(PROBLEM): Where does the string "livestock" appear in the records? Copy every line that contains it.

--- SUPPLIED MATERIAL ---

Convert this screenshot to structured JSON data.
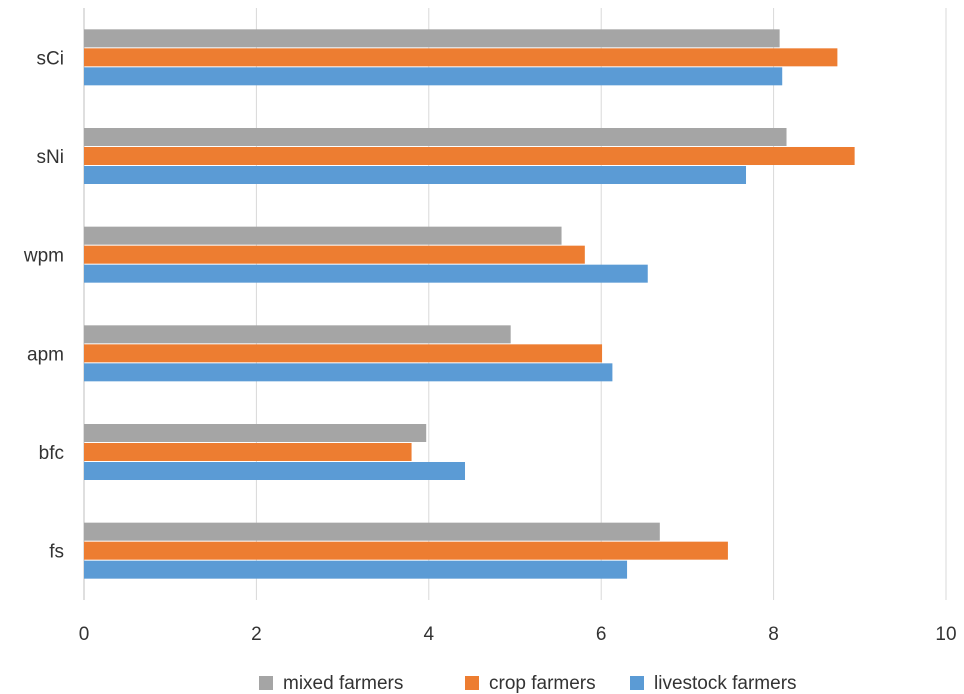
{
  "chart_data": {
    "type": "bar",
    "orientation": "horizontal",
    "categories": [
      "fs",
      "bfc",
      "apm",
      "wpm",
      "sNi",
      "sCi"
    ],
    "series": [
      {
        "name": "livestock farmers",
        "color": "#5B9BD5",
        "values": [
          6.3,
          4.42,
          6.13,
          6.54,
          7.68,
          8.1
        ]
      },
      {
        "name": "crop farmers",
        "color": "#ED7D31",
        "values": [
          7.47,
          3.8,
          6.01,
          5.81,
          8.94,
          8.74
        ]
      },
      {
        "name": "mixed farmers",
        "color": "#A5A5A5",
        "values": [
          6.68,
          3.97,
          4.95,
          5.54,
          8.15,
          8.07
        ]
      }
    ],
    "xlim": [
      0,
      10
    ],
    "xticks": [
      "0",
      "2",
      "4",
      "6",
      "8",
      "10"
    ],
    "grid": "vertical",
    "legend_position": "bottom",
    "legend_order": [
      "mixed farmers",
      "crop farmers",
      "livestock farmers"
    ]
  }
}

---

(EXERCISE RESULT):
        "name": "livestock farmers",
      "livestock farmers"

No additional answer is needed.